_Aim_. Please transcribe the listing below in full and word for word, without its pictures.

(Saved data entries)
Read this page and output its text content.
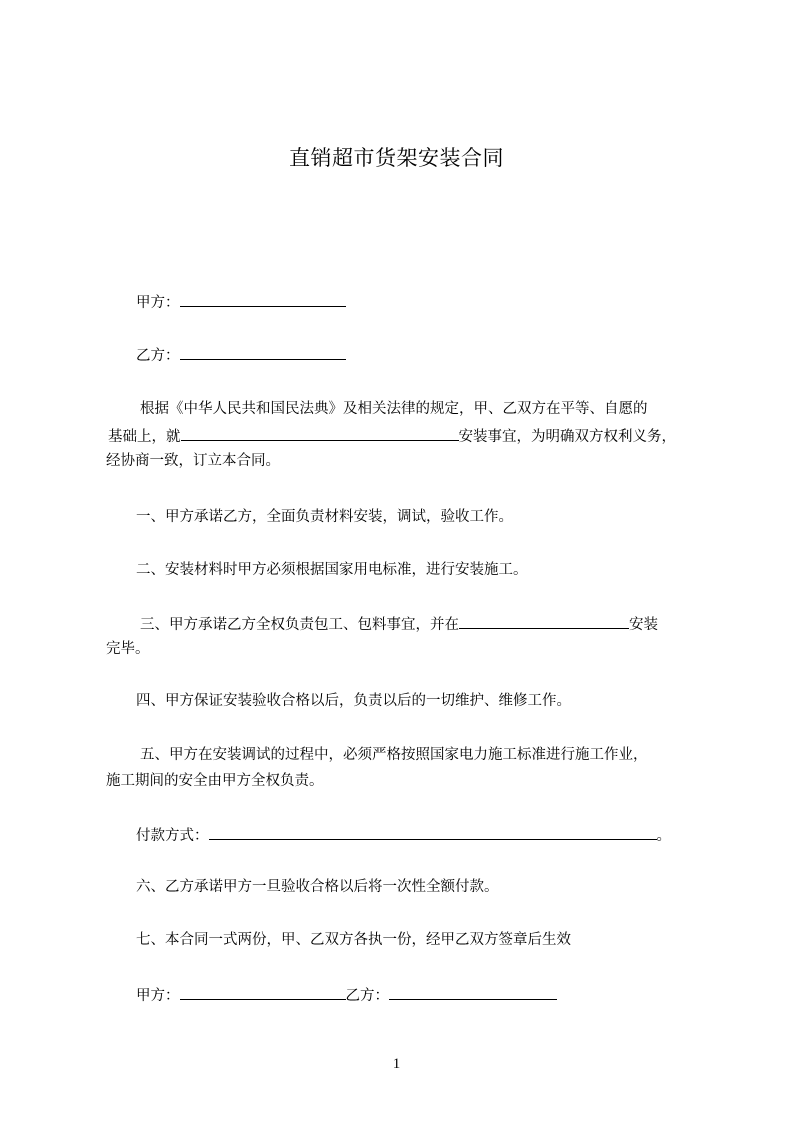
直销超市货架安装合同
甲方：
乙方：
根据《中华人民共和国民法典》及相关法律的规定，甲、乙双方在平等、自愿的
基础上，就	安装事宜，为明确双方权利义务，
经协商一致，订立本合同。
一、甲方承诺乙方，全面负责材料安装，调试，验收工作。
二、安装材料时甲方必须根据国家用电标准，进行安装施工。
三、甲方承诺乙方全权负责包工、包料事宜，并在	安装
完毕。
四、甲方保证安装验收合格以后，负责以后的一切维护、维修工作。
五、甲方在安装调试的过程中，必须严格按照国家电力施工标准进行施工作业，
施工期间的安全由甲方全权负责。
付款方式：	。
六、乙方承诺甲方一旦验收合格以后将一次性全额付款。
七、本合同一式两份，甲、乙双方各执一份，经甲乙双方签章后生效
甲方：	乙方：
1
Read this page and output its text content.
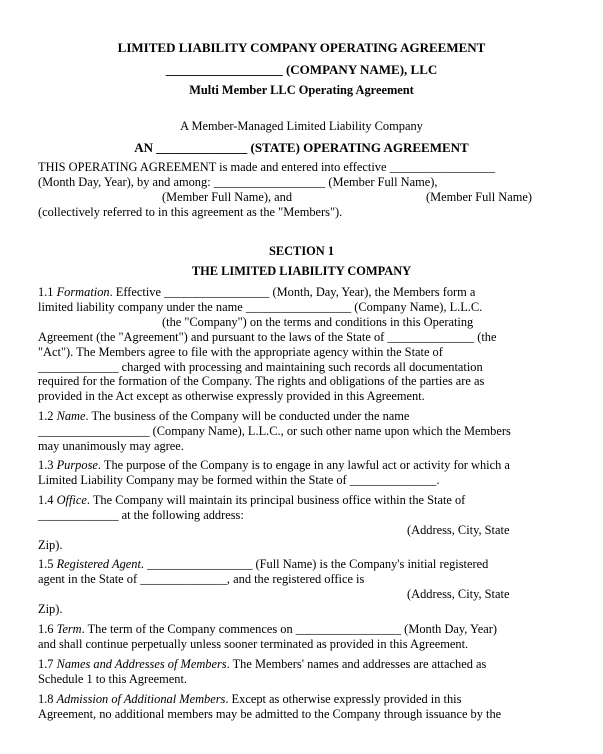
LIMITED LIABILITY COMPANY OPERATING AGREEMENT
__________________ (COMPANY NAME), LLC
Multi Member LLC Operating Agreement
A Member-Managed Limited Liability Company
AN ______________ (STATE) OPERATING AGREEMENT
THIS OPERATING AGREEMENT is made and entered into effective _________________
(Month Day, Year), by and among: __________________ (Member Full Name),
(Member Full Name), and	(Member Full Name)
(collectively referred to in this agreement as the "Members").
SECTION 1
THE LIMITED LIABILITY COMPANY
1.1 Formation. Effective _________________ (Month, Day, Year), the Members form a
limited liability company under the name _________________ (Company Name), L.L.C.
(the "Company") on the terms and conditions in this Operating
Agreement (the "Agreement") and pursuant to the laws of the State of ______________ (the
"Act"). The Members agree to file with the appropriate agency within the State of
_____________ charged with processing and maintaining such records all documentation
required for the formation of the Company. The rights and obligations of the parties are as
provided in the Act except as otherwise expressly provided in this Agreement.
1.2 Name. The business of the Company will be conducted under the name
__________________ (Company Name), L.L.C., or such other name upon which the Members
may unanimously may agree.
1.3 Purpose. The purpose of the Company is to engage in any lawful act or activity for which a
Limited Liability Company may be formed within the State of ______________.
1.4 Office. The Company will maintain its principal business office within the State of
_____________ at the following address:
(Address, City, State
Zip).
1.5 Registered Agent. _________________ (Full Name) is the Company's initial registered
agent in the State of ______________, and the registered office is
(Address, City, State
Zip).
1.6 Term. The term of the Company commences on _________________ (Month Day, Year)
and shall continue perpetually unless sooner terminated as provided in this Agreement.
1.7 Names and Addresses of Members. The Members' names and addresses are attached as
Schedule 1 to this Agreement.
1.8 Admission of Additional Members. Except as otherwise expressly provided in this
Agreement, no additional members may be admitted to the Company through issuance by the
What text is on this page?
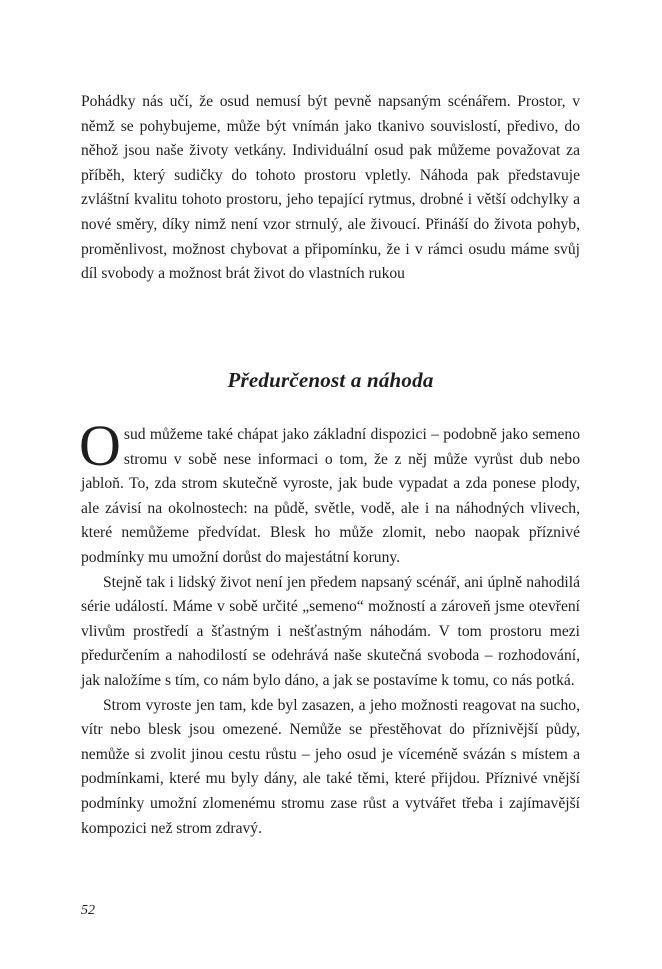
Pohádky nás učí, že osud nemusí být pevně napsaným scénářem. Prostor, v němž se pohybujeme, může být vnímán jako tkanivo souvislostí, předivo, do něhož jsou naše životy vetkány. Individuální osud pak můžeme považovat za příběh, který sudičky do tohoto prostoru vpletly. Náhoda pak představuje zvláštní kvalitu tohoto prostoru, jeho tepající rytmus, drobné i větší odchylky a nové směry, díky nimž není vzor strnulý, ale živoucí. Přináší do života pohyb, proměnlivost, možnost chybovat a připomínku, že i v rámci osudu máme svůj díl svobody a možnost brát život do vlastních rukou

Předurčenost a náhoda

Osud můžeme také chápat jako základní dispozici – podobně jako semeno stromu v sobě nese informaci o tom, že z něj může vyrůst dub nebo jabloň. To, zda strom skutečně vyroste, jak bude vypadat a zda ponese plody, ale závisí na okolnostech: na půdě, světle, vodě, ale i na náhodných vlivech, které nemůžeme předvídat. Blesk ho může zlomit, nebo naopak příznivé podmínky mu umožní dorůst do majestátní koruny.

Stejně tak i lidský život není jen předem napsaný scénář, ani úplně nahodilá série událostí. Máme v sobě určité „semeno“ možností a zároveň jsme otevření vlivům prostředí a šťastným i nešťastným náhodám. V tom prostoru mezi předurčením a nahodilostí se odehrává naše skutečná svoboda – rozhodování, jak naložíme s tím, co nám bylo dáno, a jak se postavíme k tomu, co nás potká.

Strom vyroste jen tam, kde byl zasazen, a jeho možnosti reagovat na sucho, vítr nebo blesk jsou omezené. Nemůže se přestěhovat do příznivější půdy, nemůže si zvolit jinou cestu růstu – jeho osud je víceméně svázán s místem a podmínkami, které mu byly dány, ale také těmi, které přijdou. Příznivé vnější podmínky umožní zlomenému stromu zase růst a vytvářet třeba i zajímavější kompozici než strom zdravý.

52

_Exercise response_.
Read this page and output its text content.
直销超市货架安装合同
甲方：
乙方：
根据《中华人民共和国民法典》及相关法律的规定，甲、乙双方在平等、自愿的
基础上，就	安装事宜，为明确双方权利义务，
经协商一致，订立本合同。
一、甲方承诺乙方，全面负责材料安装，调试，验收工作。
二、安装材料时甲方必须根据国家用电标准，进行安装施工。
三、甲方承诺乙方全权负责包工、包料事宜，并在	安装
完毕。
四、甲方保证安装验收合格以后，负责以后的一切维护、维修工作。
五、甲方在安装调试的过程中，必须严格按照国家电力施工标准进行施工作业，
施工期间的安全由甲方全权负责。
付款方式：	。
六、乙方承诺甲方一旦验收合格以后将一次性全额付款。
七、本合同一式两份，甲、乙双方各执一份，经甲乙双方签章后生效
甲方：	乙方：
1
Read this page and output its text content.
LIMITED LIABILITY COMPANY OPERATING AGREEMENT
__________________ (COMPANY NAME), LLC
Multi Member LLC Operating Agreement
A Member-Managed Limited Liability Company
AN ______________ (STATE) OPERATING AGREEMENT
THIS OPERATING AGREEMENT is made and entered into effective _________________
(Month Day, Year), by and among: __________________ (Member Full Name),
(Member Full Name), and	(Member Full Name)
(collectively referred to in this agreement as the "Members").
SECTION 1
THE LIMITED LIABILITY COMPANY
1.1 Formation. Effective _________________ (Month, Day, Year), the Members form a
limited liability company under the name _________________ (Company Name), L.L.C.
(the "Company") on the terms and conditions in this Operating
Agreement (the "Agreement") and pursuant to the laws of the State of ______________ (the
"Act"). The Members agree to file with the appropriate agency within the State of
_____________ charged with processing and maintaining such records all documentation
required for the formation of the Company. The rights and obligations of the parties are as
provided in the Act except as otherwise expressly provided in this Agreement.
1.2 Name. The business of the Company will be conducted under the name
__________________ (Company Name), L.L.C., or such other name upon which the Members
may unanimously may agree.
1.3 Purpose. The purpose of the Company is to engage in any lawful act or activity for which a
Limited Liability Company may be formed within the State of ______________.
1.4 Office. The Company will maintain its principal business office within the State of
_____________ at the following address:
(Address, City, State
Zip).
1.5 Registered Agent. _________________ (Full Name) is the Company's initial registered
agent in the State of ______________, and the registered office is
(Address, City, State
Zip).
1.6 Term. The term of the Company commences on _________________ (Month Day, Year)
and shall continue perpetually unless sooner terminated as provided in this Agreement.
1.7 Names and Addresses of Members. The Members' names and addresses are attached as
Schedule 1 to this Agreement.
1.8 Admission of Additional Members. Except as otherwise expressly provided in this
Agreement, no additional members may be admitted to the Company through issuance by the
What text is on this page?
Pohádky nás učí, že osud nemusí být pevně napsaným scénářem. Prostor, v němž se pohybujeme, může být vnímán jako tkanivo souvislostí, předivo, do něhož jsou naše životy vetkány. Individuální osud pak můžeme považovat za příběh, který sudičky do tohoto prostoru vpletly. Náhoda pak představuje zvláštní kvalitu tohoto prostoru, jeho tepající rytmus, drobné i větší odchylky a nové směry, díky nimž není vzor strnulý, ale živoucí. Přináší do života pohyb, proměnlivost, možnost chybovat a připomínku, že i v rámci osudu máme svůj díl svobody a možnost brát život do vlastních rukou

Předurčenost a náhoda

Osud můžeme také chápat jako základní dispozici – podobně jako semeno stromu v sobě nese informaci o tom, že z něj může vyrůst dub nebo jabloň. To, zda strom skutečně vyroste, jak bude vypadat a zda ponese plody, ale závisí na okolnostech: na půdě, světle, vodě, ale i na náhodných vlivech, které nemůžeme předvídat. Blesk ho může zlomit, nebo naopak příznivé podmínky mu umožní dorůst do majestátní koruny.

Stejně tak i lidský život není jen předem napsaný scénář, ani úplně nahodilá série událostí. Máme v sobě určité „semeno“ možností a zároveň jsme otevření vlivům prostředí a šťastným i nešťastným náhodám. V tom prostoru mezi předurčením a nahodilostí se odehrává naše skutečná svoboda – rozhodování, jak naložíme s tím, co nám bylo dáno, a jak se postavíme k tomu, co nás potká.

Strom vyroste jen tam, kde byl zasazen, a jeho možnosti reagovat na sucho, vítr nebo blesk jsou omezené. Nemůže se přestěhovat do příznivější půdy, nemůže si zvolit jinou cestu růstu – jeho osud je víceméně svázán s místem a podmínkami, které mu byly dány, ale také těmi, které přijdou. Příznivé vnější podmínky umožní zlomenému stromu zase růst a vytvářet třeba i zajímavější kompozici než strom zdravý.

52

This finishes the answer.